§ **Task details**: Report the total number of lines that include the string "name", without any other text.

§ **Source records**:
────────────────────

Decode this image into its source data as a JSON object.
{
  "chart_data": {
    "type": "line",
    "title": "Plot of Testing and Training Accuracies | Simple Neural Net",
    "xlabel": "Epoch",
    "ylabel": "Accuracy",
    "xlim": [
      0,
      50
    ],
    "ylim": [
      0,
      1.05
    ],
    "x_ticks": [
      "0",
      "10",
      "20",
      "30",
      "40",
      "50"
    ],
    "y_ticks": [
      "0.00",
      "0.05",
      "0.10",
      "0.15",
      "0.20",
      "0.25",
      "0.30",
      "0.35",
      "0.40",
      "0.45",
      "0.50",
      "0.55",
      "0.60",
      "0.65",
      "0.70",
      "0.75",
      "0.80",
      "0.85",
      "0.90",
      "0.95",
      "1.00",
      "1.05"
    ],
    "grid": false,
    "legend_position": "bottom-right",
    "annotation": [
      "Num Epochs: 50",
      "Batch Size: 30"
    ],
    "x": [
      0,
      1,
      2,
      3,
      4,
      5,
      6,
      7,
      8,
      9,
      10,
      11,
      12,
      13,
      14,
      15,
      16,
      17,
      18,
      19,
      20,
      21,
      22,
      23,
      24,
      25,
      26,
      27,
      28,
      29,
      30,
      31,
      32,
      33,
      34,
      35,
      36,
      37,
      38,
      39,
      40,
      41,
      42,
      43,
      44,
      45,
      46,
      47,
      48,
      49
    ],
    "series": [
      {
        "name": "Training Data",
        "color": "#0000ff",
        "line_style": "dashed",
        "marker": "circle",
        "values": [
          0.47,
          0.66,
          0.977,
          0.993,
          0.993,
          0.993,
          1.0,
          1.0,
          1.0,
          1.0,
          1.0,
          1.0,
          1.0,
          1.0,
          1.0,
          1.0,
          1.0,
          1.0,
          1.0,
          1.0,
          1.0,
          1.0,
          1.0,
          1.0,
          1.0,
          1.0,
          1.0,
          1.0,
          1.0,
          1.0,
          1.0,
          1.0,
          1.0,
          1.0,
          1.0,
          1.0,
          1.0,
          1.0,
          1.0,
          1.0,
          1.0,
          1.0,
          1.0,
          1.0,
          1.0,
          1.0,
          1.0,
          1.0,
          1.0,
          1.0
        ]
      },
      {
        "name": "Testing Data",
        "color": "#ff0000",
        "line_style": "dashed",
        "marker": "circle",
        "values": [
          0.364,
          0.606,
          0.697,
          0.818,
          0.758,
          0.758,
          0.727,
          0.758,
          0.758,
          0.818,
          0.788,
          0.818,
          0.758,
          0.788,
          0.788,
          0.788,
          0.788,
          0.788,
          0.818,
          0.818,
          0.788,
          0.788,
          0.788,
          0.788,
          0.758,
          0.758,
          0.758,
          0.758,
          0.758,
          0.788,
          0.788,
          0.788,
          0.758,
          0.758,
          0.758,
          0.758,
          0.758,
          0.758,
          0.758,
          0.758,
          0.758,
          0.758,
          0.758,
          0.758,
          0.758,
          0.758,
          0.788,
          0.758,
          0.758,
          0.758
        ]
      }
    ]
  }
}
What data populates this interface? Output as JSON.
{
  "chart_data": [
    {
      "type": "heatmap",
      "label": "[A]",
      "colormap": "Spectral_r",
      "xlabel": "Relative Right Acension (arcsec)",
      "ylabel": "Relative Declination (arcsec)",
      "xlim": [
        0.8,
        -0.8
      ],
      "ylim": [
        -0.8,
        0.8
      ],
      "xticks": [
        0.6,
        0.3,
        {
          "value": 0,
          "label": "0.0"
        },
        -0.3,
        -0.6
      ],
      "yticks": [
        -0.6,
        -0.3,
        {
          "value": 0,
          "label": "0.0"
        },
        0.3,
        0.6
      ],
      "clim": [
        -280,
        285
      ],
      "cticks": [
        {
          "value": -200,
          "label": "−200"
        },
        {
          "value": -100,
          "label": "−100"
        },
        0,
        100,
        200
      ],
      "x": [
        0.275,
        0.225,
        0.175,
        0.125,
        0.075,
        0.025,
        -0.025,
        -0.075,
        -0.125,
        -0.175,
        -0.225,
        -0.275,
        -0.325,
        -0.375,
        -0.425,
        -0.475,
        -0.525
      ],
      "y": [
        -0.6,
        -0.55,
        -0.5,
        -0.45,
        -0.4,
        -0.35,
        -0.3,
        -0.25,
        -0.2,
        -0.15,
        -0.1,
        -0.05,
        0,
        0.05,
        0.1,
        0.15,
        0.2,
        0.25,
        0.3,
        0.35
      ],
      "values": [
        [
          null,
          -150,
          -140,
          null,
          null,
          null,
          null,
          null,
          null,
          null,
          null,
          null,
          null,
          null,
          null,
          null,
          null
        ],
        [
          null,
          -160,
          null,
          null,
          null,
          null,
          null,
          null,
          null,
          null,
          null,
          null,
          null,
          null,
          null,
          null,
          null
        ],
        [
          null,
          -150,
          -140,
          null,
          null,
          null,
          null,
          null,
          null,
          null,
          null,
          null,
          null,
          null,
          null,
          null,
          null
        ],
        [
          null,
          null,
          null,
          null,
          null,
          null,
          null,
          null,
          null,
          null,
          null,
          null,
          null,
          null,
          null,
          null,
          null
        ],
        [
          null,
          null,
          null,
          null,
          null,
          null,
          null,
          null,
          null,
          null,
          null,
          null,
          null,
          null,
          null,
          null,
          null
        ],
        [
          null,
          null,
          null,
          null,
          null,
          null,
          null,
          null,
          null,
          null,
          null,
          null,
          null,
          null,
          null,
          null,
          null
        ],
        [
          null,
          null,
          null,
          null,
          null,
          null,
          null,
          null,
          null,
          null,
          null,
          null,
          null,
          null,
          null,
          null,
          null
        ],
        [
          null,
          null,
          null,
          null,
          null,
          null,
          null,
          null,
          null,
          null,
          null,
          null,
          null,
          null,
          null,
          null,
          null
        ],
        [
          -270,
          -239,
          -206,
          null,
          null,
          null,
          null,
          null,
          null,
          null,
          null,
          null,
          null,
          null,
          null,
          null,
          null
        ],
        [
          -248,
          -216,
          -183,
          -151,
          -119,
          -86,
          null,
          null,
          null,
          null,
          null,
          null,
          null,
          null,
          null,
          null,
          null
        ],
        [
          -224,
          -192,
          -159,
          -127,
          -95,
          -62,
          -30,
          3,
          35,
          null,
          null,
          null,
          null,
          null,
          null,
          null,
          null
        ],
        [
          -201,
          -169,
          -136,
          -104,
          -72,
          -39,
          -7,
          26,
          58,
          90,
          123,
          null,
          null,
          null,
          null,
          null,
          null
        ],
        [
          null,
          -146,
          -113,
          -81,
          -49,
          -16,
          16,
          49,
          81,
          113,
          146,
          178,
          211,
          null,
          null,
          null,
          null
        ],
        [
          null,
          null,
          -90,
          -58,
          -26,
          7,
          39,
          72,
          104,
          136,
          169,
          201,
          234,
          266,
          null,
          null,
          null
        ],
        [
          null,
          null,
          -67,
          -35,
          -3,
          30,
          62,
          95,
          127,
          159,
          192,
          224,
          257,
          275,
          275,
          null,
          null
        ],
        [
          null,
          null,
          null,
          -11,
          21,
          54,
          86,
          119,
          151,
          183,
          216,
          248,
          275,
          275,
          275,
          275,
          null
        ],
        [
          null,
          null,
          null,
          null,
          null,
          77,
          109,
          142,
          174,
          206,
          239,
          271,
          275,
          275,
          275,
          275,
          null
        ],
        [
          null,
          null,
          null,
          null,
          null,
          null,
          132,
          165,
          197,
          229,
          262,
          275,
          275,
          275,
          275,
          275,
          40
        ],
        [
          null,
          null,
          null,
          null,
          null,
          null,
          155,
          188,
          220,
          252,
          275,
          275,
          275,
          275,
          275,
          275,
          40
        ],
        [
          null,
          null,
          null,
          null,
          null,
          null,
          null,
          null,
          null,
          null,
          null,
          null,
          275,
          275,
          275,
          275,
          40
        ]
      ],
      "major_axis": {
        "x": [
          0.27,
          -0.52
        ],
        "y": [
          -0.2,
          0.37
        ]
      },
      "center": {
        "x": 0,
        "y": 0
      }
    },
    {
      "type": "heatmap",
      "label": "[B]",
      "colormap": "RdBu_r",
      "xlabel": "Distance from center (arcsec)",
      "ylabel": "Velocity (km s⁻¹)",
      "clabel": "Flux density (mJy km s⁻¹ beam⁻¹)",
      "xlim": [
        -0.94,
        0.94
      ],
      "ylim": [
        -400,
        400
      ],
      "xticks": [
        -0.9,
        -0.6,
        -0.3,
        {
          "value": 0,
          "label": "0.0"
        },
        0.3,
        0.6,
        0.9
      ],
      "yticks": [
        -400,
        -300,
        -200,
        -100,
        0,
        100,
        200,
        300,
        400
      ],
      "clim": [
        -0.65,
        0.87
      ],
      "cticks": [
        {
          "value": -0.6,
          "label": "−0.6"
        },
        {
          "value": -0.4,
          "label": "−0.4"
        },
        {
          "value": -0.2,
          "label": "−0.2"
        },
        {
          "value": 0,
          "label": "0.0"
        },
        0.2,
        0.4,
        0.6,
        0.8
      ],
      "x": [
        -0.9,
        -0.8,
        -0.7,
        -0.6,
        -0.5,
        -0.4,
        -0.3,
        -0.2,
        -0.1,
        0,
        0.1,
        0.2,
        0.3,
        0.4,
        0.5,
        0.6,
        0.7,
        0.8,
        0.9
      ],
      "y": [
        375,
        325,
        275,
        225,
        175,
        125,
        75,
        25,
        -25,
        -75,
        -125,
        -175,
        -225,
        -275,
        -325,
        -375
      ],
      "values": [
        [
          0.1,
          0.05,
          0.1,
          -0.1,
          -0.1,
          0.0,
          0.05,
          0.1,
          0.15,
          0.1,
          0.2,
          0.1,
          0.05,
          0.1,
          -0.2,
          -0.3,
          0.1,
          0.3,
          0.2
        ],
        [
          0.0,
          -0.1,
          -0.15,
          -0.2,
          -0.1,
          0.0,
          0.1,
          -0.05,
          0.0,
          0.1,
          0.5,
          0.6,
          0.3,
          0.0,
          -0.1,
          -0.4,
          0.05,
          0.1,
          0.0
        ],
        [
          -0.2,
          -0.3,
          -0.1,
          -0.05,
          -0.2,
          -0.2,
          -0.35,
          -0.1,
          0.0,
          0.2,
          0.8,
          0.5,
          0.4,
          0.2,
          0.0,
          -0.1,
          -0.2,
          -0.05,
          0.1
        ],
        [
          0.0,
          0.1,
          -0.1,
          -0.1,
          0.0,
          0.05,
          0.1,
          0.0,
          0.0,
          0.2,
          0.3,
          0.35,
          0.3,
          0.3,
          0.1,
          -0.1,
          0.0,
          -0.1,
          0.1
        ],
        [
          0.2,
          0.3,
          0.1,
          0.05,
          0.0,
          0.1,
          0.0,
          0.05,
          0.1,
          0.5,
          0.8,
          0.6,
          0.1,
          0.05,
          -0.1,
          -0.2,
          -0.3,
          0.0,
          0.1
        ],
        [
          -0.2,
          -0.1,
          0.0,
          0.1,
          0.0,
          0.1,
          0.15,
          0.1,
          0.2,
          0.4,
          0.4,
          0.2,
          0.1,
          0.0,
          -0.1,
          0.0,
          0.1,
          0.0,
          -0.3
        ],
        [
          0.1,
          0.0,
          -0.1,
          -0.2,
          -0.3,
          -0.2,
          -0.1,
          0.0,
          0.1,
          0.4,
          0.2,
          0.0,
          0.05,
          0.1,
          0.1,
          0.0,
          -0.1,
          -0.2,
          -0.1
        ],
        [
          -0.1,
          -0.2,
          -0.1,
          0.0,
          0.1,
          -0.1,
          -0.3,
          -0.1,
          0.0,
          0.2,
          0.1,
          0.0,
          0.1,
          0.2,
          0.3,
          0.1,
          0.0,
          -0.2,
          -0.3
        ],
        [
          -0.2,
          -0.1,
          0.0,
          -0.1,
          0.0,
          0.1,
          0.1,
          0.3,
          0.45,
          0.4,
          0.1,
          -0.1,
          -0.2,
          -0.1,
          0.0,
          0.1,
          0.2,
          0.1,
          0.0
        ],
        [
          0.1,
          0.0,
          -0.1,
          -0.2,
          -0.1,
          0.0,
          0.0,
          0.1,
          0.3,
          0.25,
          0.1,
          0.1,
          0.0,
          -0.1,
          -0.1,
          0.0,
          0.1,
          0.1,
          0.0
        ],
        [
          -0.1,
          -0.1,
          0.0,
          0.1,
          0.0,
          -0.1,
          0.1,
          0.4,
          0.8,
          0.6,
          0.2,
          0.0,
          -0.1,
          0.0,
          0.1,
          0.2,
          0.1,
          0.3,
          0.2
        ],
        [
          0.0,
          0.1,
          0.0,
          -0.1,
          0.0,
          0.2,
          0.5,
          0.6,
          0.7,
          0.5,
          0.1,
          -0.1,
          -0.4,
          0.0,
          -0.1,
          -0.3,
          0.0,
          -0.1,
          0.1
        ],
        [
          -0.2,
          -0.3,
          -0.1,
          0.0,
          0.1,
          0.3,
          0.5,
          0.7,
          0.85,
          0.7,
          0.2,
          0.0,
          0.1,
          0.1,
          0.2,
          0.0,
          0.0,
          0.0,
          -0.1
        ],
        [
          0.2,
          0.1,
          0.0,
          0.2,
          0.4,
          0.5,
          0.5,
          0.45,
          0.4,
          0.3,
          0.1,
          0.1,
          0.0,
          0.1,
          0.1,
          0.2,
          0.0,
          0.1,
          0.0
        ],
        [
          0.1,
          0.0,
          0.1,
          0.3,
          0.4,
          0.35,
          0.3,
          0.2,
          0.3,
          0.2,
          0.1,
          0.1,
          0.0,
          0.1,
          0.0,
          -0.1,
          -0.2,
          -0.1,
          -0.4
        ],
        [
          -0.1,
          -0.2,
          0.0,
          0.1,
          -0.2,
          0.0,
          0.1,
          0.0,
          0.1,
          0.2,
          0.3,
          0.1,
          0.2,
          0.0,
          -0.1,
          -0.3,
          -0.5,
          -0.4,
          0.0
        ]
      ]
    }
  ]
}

────────────────────

§ **Task output**: 2